Data excerpts

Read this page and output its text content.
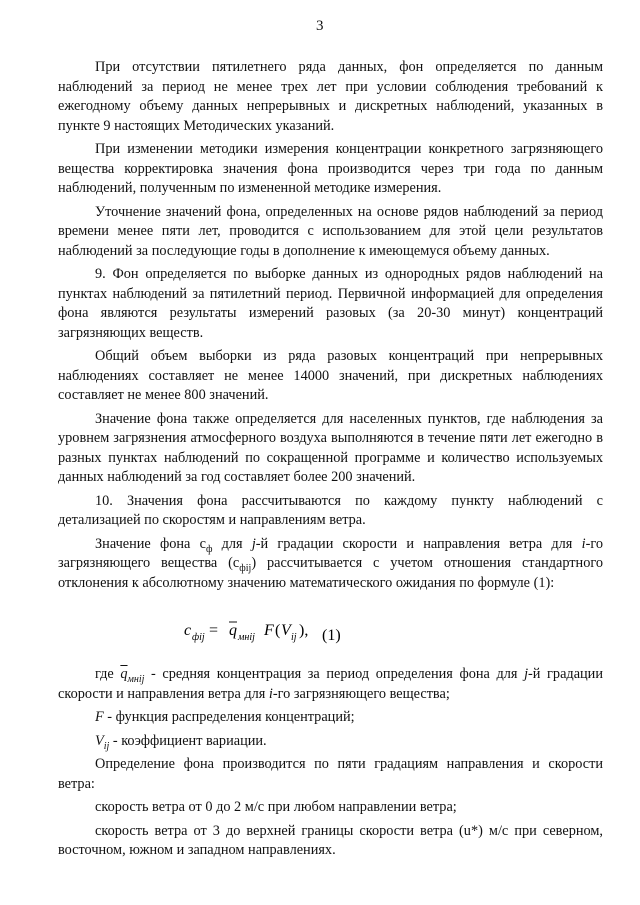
3

При отсутствии пятилетнего ряда данных, фон определяется по данным наблюдений за период не менее трех лет при условии соблюдения требований к ежегодному объему данных непрерывных и дискретных наблюдений, указанных в пункте 9 настоящих Методических указаний.

При изменении методики измерения концентрации конкретного загрязняющего вещества корректировка значения фона производится через три года по данным наблюдений, полученным по измененной методике измерения.

Уточнение значений фона, определенных на основе рядов наблюдений за период времени менее пяти лет, проводится с использованием для этой цели результатов наблюдений за последующие годы в дополнение к имеющемуся объему данных.

9. Фон определяется по выборке данных из однородных рядов наблюдений на пунктах наблюдений за пятилетний период. Первичной информацией для определения фона являются результаты измерений разовых (за 20-30 минут) концентраций загрязняющих веществ.

Общий объем выборки из ряда разовых концентраций при непрерывных наблюдениях составляет не менее 14000 значений, при дискретных наблюдениях составляет не менее 800 значений.

Значение фона также определяется для населенных пунктов, где наблюдения за уровнем загрязнения атмосферного воздуха выполняются в течение пяти лет ежегодно в разных пунктах наблюдений по сокращенной программе и количество используемых данных наблюдений за год составляет более 200 значений.

10. Значения фона рассчитываются по каждому пункту наблюдений с детализацией по скоростям и направлениям ветра.

Значение фона $c_ф$ для j-й градации скорости и направления ветра для i-го загрязняющего вещества $(c_{фij})$ рассчитывается с учетом отношения стандартного отклонения к абсолютному значению математического ожидания по формуле (1):

c фij = q мнij F ( V ij ), (1)

где $\overline{q}_{мнij}$ - средняя концентрация за период определения фона для j-й градации скорости и направления ветра для i-го загрязняющего вещества;

F - функция распределения концентраций;

$V_{ij}$ - коэффициент вариации.

Определение фона производится по пяти градациям направления и скорости ветра:

скорость ветра от 0 до 2 м/с при любом направлении ветра;

скорость ветра от 3 до верхней границы скорости ветра (u*) м/с при северном, восточном, южном и западном направлениях.
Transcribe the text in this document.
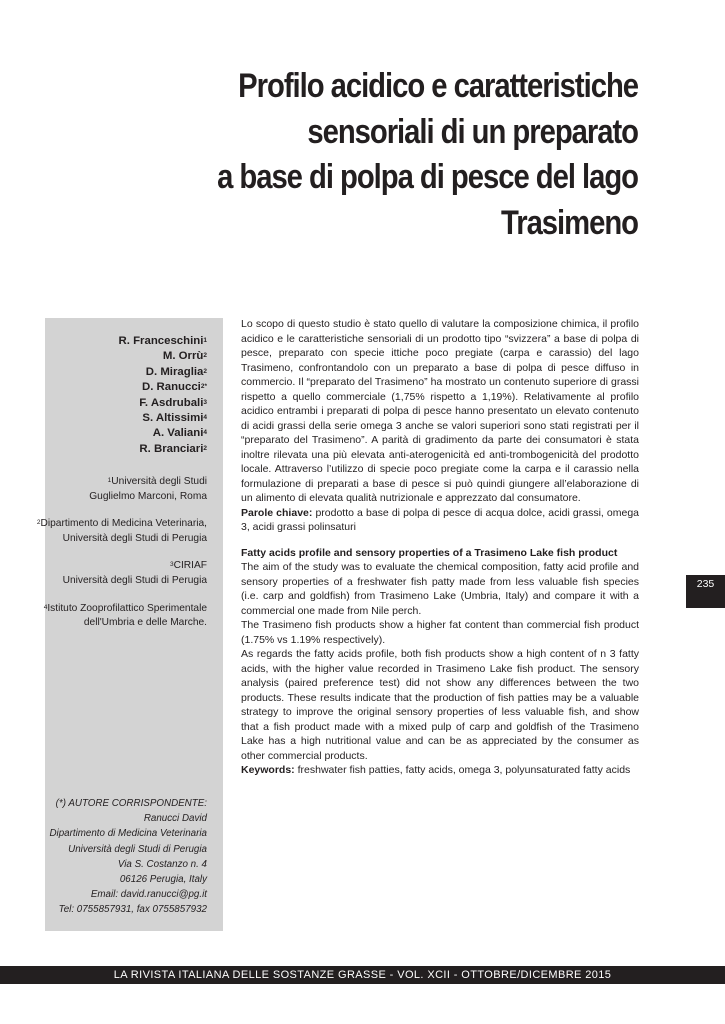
Profilo acidico e caratteristiche
sensoriali di un preparato
a base di polpa di pesce del lago
Trasimeno
R. Franceschini$^1$
M. Orrù$^2$
D. Miraglia$^2$
D. Ranucci$^{2*}$
F. Asdrubali$^3$
S. Altissimi$^4$
A. Valiani$^4$
R. Branciari$^2$
$^1$Università degli Studi
Guglielmo Marconi, Roma
$^2$Dipartimento di Medicina Veterinaria,
Università degli Studi di Perugia
$^3$CIRIAF
Università degli Studi di Perugia
$^4$Istituto Zooprofilattico Sperimentale
dell'Umbria e delle Marche.
(*) AUTORE CORRISPONDENTE:
Ranucci David
Dipartimento di Medicina Veterinaria
Università degli Studi di Perugia
Via S. Costanzo n. 4
06126 Perugia, Italy
Email: david.ranucci@pg.it
Tel: 0755857931, fax 0755857932

Lo scopo di questo studio è stato quello di valutare la composizione chimica, il profilo acidico e le caratteristiche sensoriali di un prodotto tipo “svizzera” a base di polpa di pesce, preparato con specie ittiche poco pregiate (carpa e carassio) del lago Trasimeno, confrontandolo con un preparato a base di polpa di pesce diffuso in commercio. Il “preparato del Trasimeno” ha mostrato un contenuto superiore di grassi rispetto a quello commerciale (1,75% rispetto a 1,19%). Relativamente al profilo acidico entrambi i preparati di polpa di pesce hanno presentato un elevato contenuto di acidi grassi della serie omega 3 anche se valori superiori sono stati registrati per il “preparato del Trasimeno”. A parità di gradimento da parte dei consumatori è stata inoltre rilevata una più elevata anti-aterogenicità ed anti-trombogenicità del prodotto locale. Attraverso l’utilizzo di specie poco pregiate come la carpa e il carassio nella formulazione di preparati a base di pesce si può quindi giungere all’elaborazione di un alimento di elevata qualità nutrizionale e apprezzato dal consumatore.

Parole chiave: prodotto a base di polpa di pesce di acqua dolce, acidi grassi, omega 3, acidi grassi polinsaturi

Fatty acids profile and sensory properties of a Trasimeno Lake fish product

The aim of the study was to evaluate the chemical composition, fatty acid profile and sensory properties of a freshwater fish patty made from less valuable fish species (i.e. carp and goldfish) from Trasimeno Lake (Umbria, Italy) and compare it with a commercial one made from Nile perch.

The Trasimeno fish products show a higher fat content than commercial fish product (1.75% vs 1.19% respectively).

As regards the fatty acids profile, both fish products show a high content of n 3 fatty acids, with the higher value recorded in Trasimeno Lake fish product. The sensory analysis (paired preference test) did not show any differences between the two products. These results indicate that the production of fish patties may be a valuable strategy to improve the original sensory properties of less valuable fish, and show that a fish product made with a mixed pulp of carp and goldfish of the Trasimeno Lake has a high nutritional value and can be as appreciated by the consumer as other commercial products.

Keywords: freshwater fish patties, fatty acids, omega 3, polyunsaturated fatty acids

235
LA RIVISTA ITALIANA DELLE SOSTANZE GRASSE - VOL. XCII - OTTOBRE/DICEMBRE 2015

TASK TO CARRY OUT – Pictures don't belong in the copy. Restate all the entries exactly.

WRITTEN SOLUTION –
Read this page and output its text content.
3

При отсутствии пятилетнего ряда данных, фон определяется по данным наблюдений за период не менее трех лет при условии соблюдения требований к ежегодному объему данных непрерывных и дискретных наблюдений, указанных в пункте 9 настоящих Методических указаний.

При изменении методики измерения концентрации конкретного загрязняющего вещества корректировка значения фона производится через три года по данным наблюдений, полученным по измененной методике измерения.

Уточнение значений фона, определенных на основе рядов наблюдений за период времени менее пяти лет, проводится с использованием для этой цели результатов наблюдений за последующие годы в дополнение к имеющемуся объему данных.

9. Фон определяется по выборке данных из однородных рядов наблюдений на пунктах наблюдений за пятилетний период. Первичной информацией для определения фона являются результаты измерений разовых (за 20-30 минут) концентраций загрязняющих веществ.

Общий объем выборки из ряда разовых концентраций при непрерывных наблюдениях составляет не менее 14000 значений, при дискретных наблюдениях составляет не менее 800 значений.

Значение фона также определяется для населенных пунктов, где наблюдения за уровнем загрязнения атмосферного воздуха выполняются в течение пяти лет ежегодно в разных пунктах наблюдений по сокращенной программе и количество используемых данных наблюдений за год составляет более 200 значений.

10. Значения фона рассчитываются по каждому пункту наблюдений с детализацией по скоростям и направлениям ветра.

Значение фона $c_ф$ для j-й градации скорости и направления ветра для i-го загрязняющего вещества $(c_{фij})$ рассчитывается с учетом отношения стандартного отклонения к абсолютному значению математического ожидания по формуле (1):

c фij = q мнij F ( V ij ), (1)

где $\overline{q}_{мнij}$ - средняя концентрация за период определения фона для j-й градации скорости и направления ветра для i-го загрязняющего вещества;

F - функция распределения концентраций;

$V_{ij}$ - коэффициент вариации.

Определение фона производится по пяти градациям направления и скорости ветра:

скорость ветра от 0 до 2 м/с при любом направлении ветра;

скорость ветра от 3 до верхней границы скорости ветра (u*) м/с при северном, восточном, южном и западном направлениях.
Transcribe the text in this document.
Profilo acidico e caratteristiche
sensoriali di un preparato
a base di polpa di pesce del lago
Trasimeno
R. Franceschini$^1$
M. Orrù$^2$
D. Miraglia$^2$
D. Ranucci$^{2*}$
F. Asdrubali$^3$
S. Altissimi$^4$
A. Valiani$^4$
R. Branciari$^2$
$^1$Università degli Studi
Guglielmo Marconi, Roma
$^2$Dipartimento di Medicina Veterinaria,
Università degli Studi di Perugia
$^3$CIRIAF
Università degli Studi di Perugia
$^4$Istituto Zooprofilattico Sperimentale
dell'Umbria e delle Marche.
(*) AUTORE CORRISPONDENTE:
Ranucci David
Dipartimento di Medicina Veterinaria
Università degli Studi di Perugia
Via S. Costanzo n. 4
06126 Perugia, Italy
Email: david.ranucci@pg.it
Tel: 0755857931, fax 0755857932

Lo scopo di questo studio è stato quello di valutare la composizione chimica, il profilo acidico e le caratteristiche sensoriali di un prodotto tipo “svizzera” a base di polpa di pesce, preparato con specie ittiche poco pregiate (carpa e carassio) del lago Trasimeno, confrontandolo con un preparato a base di polpa di pesce diffuso in commercio. Il “preparato del Trasimeno” ha mostrato un contenuto superiore di grassi rispetto a quello commerciale (1,75% rispetto a 1,19%). Relativamente al profilo acidico entrambi i preparati di polpa di pesce hanno presentato un elevato contenuto di acidi grassi della serie omega 3 anche se valori superiori sono stati registrati per il “preparato del Trasimeno”. A parità di gradimento da parte dei consumatori è stata inoltre rilevata una più elevata anti-aterogenicità ed anti-trombogenicità del prodotto locale. Attraverso l’utilizzo di specie poco pregiate come la carpa e il carassio nella formulazione di preparati a base di pesce si può quindi giungere all’elaborazione di un alimento di elevata qualità nutrizionale e apprezzato dal consumatore.

Parole chiave: prodotto a base di polpa di pesce di acqua dolce, acidi grassi, omega 3, acidi grassi polinsaturi

Fatty acids profile and sensory properties of a Trasimeno Lake fish product

The aim of the study was to evaluate the chemical composition, fatty acid profile and sensory properties of a freshwater fish patty made from less valuable fish species (i.e. carp and goldfish) from Trasimeno Lake (Umbria, Italy) and compare it with a commercial one made from Nile perch.

The Trasimeno fish products show a higher fat content than commercial fish product (1.75% vs 1.19% respectively).

As regards the fatty acids profile, both fish products show a high content of n 3 fatty acids, with the higher value recorded in Trasimeno Lake fish product. The sensory analysis (paired preference test) did not show any differences between the two products. These results indicate that the production of fish patties may be a valuable strategy to improve the original sensory properties of less valuable fish, and show that a fish product made with a mixed pulp of carp and goldfish of the Trasimeno Lake has a high nutritional value and can be as appreciated by the consumer as other commercial products.

Keywords: freshwater fish patties, fatty acids, omega 3, polyunsaturated fatty acids

235
LA RIVISTA ITALIANA DELLE SOSTANZE GRASSE - VOL. XCII - OTTOBRE/DICEMBRE 2015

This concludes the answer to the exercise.